• Task instructions
Pick out the lines below with "amount" and list them.

• Record excerpts
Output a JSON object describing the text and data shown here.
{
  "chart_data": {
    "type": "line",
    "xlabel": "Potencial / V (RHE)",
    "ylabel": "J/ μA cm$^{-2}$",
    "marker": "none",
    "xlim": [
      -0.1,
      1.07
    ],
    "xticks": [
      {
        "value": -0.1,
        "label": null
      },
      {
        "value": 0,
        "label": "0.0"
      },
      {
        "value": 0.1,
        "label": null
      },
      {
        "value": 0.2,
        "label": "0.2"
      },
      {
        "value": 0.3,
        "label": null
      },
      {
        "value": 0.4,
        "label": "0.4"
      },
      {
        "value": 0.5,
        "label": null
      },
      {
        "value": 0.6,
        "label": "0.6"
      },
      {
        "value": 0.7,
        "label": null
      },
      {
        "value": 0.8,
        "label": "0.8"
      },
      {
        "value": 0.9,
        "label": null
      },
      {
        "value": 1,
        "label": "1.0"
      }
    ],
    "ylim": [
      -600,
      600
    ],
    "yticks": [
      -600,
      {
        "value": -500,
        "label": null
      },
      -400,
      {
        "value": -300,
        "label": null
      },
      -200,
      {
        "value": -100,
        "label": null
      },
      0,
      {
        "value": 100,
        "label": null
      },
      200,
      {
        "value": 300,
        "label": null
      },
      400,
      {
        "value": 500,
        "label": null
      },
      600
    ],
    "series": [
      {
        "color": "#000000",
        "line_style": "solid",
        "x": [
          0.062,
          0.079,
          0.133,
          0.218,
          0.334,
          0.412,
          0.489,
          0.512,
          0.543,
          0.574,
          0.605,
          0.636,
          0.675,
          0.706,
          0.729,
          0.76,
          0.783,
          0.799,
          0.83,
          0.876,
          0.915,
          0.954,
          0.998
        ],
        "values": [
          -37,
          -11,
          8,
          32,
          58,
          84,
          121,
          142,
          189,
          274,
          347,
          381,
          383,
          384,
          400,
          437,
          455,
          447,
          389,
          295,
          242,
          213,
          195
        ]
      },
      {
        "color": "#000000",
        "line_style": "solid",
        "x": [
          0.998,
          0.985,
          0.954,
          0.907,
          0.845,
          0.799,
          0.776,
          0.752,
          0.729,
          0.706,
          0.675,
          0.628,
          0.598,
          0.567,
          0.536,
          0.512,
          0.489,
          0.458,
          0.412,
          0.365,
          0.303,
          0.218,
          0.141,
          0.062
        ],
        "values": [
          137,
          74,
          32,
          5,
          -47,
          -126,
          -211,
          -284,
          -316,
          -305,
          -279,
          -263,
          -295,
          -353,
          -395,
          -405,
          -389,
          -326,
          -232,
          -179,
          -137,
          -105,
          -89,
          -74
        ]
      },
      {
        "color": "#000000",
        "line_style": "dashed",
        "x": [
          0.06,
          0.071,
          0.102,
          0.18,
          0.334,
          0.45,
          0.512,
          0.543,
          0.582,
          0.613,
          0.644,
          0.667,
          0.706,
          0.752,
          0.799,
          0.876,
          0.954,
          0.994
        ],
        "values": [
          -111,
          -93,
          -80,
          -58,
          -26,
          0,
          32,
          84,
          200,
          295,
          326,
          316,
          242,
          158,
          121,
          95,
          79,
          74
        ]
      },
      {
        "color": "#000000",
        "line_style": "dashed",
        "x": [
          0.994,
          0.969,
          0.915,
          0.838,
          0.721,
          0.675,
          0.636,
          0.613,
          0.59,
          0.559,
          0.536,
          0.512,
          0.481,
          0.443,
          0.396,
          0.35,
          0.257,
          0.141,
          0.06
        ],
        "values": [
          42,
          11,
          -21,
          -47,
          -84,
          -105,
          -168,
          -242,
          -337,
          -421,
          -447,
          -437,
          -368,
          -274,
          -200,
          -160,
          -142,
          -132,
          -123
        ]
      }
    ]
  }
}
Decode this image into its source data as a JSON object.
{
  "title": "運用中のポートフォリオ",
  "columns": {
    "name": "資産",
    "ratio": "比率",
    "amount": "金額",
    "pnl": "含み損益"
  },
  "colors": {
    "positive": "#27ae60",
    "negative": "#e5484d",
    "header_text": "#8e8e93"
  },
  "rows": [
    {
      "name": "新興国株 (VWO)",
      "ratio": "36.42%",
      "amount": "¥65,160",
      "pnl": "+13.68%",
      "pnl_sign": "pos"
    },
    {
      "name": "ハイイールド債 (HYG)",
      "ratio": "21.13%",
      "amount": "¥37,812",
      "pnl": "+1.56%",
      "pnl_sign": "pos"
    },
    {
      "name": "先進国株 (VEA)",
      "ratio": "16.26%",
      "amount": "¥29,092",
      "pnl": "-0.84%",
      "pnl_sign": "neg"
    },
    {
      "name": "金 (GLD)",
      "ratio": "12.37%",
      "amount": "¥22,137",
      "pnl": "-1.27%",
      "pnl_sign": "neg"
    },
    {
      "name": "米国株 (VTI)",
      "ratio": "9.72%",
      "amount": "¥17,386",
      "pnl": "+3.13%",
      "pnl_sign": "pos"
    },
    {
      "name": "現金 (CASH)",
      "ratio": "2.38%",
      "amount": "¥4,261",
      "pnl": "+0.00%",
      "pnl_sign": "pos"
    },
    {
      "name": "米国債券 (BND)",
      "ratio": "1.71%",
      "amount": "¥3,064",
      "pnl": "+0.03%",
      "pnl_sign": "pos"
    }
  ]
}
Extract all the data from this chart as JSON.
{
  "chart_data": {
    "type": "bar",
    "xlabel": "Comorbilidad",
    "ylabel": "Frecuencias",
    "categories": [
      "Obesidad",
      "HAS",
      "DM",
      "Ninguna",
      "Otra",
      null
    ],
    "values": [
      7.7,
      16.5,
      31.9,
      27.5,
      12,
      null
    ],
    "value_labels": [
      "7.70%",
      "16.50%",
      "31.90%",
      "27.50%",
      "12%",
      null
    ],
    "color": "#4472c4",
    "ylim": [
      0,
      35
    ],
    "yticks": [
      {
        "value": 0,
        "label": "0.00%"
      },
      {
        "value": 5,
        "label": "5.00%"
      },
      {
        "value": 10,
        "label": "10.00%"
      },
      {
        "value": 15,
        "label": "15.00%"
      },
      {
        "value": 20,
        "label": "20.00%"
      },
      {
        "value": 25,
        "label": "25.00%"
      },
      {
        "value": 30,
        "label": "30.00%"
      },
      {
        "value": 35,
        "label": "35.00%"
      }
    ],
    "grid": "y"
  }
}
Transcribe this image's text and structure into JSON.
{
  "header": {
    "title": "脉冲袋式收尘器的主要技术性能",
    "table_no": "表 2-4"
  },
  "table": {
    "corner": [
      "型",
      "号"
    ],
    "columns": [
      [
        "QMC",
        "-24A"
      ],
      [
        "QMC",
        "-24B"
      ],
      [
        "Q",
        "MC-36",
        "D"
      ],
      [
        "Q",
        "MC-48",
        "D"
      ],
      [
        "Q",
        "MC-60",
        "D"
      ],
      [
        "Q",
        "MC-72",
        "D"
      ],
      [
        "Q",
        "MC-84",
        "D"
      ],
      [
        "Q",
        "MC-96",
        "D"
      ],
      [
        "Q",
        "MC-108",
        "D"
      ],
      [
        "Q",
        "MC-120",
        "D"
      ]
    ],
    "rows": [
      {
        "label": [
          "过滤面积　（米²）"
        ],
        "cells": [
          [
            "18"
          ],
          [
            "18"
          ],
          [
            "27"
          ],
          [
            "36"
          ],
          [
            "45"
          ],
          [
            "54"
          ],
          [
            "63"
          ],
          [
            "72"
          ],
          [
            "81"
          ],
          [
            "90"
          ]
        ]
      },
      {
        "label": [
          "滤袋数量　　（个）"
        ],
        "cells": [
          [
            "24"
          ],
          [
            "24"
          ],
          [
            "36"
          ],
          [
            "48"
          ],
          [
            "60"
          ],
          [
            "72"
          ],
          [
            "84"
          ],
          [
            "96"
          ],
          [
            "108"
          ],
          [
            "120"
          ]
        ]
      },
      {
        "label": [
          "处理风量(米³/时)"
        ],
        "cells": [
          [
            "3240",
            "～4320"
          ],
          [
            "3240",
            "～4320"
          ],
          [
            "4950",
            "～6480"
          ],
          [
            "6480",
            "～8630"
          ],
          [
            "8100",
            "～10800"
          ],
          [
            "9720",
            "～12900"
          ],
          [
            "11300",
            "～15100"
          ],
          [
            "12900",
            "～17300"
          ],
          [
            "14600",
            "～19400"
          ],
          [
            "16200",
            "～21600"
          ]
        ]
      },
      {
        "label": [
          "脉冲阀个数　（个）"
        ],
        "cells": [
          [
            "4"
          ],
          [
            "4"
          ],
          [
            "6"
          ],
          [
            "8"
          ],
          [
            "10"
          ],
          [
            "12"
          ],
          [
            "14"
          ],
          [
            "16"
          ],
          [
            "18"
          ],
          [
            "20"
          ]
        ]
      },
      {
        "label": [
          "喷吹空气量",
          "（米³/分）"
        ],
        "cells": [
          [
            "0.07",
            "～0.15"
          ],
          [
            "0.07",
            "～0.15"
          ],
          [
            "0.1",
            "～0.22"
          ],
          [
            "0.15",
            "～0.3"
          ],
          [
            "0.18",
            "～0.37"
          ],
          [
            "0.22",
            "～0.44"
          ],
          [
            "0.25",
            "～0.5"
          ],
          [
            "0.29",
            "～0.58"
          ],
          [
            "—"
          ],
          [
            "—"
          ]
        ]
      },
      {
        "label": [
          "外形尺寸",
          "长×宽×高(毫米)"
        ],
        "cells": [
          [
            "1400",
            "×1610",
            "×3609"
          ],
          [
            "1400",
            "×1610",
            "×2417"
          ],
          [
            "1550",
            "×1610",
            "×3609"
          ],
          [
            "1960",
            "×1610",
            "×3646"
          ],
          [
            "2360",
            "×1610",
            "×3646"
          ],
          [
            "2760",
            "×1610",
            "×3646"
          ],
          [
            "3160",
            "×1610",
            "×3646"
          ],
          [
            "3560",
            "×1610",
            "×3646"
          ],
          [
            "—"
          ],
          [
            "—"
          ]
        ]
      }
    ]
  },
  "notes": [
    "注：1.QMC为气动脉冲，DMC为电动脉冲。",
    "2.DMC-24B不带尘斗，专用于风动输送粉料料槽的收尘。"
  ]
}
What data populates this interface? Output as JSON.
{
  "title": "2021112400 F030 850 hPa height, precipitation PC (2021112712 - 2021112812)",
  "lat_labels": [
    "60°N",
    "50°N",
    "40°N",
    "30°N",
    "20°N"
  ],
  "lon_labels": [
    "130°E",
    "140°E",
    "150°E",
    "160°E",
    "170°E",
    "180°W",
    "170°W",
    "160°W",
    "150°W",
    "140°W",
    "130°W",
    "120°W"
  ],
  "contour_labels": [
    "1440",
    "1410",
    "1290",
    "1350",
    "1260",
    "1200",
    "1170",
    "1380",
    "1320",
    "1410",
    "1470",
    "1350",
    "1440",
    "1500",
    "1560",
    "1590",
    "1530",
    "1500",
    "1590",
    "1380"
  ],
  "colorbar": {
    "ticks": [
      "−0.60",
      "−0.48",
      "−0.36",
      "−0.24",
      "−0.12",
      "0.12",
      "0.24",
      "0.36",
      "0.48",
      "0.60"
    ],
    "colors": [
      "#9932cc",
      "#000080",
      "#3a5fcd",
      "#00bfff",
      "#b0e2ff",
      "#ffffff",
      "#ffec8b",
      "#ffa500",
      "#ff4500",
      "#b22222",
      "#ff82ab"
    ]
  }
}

• Worked solution
    "amount": "金額",
      "amount": "¥65,160",
      "amount": "¥37,812",
      "amount": "¥29,092",
      "amount": "¥22,137",
      "amount": "¥17,386",
      "amount": "¥4,261",
      "amount": "¥3,064",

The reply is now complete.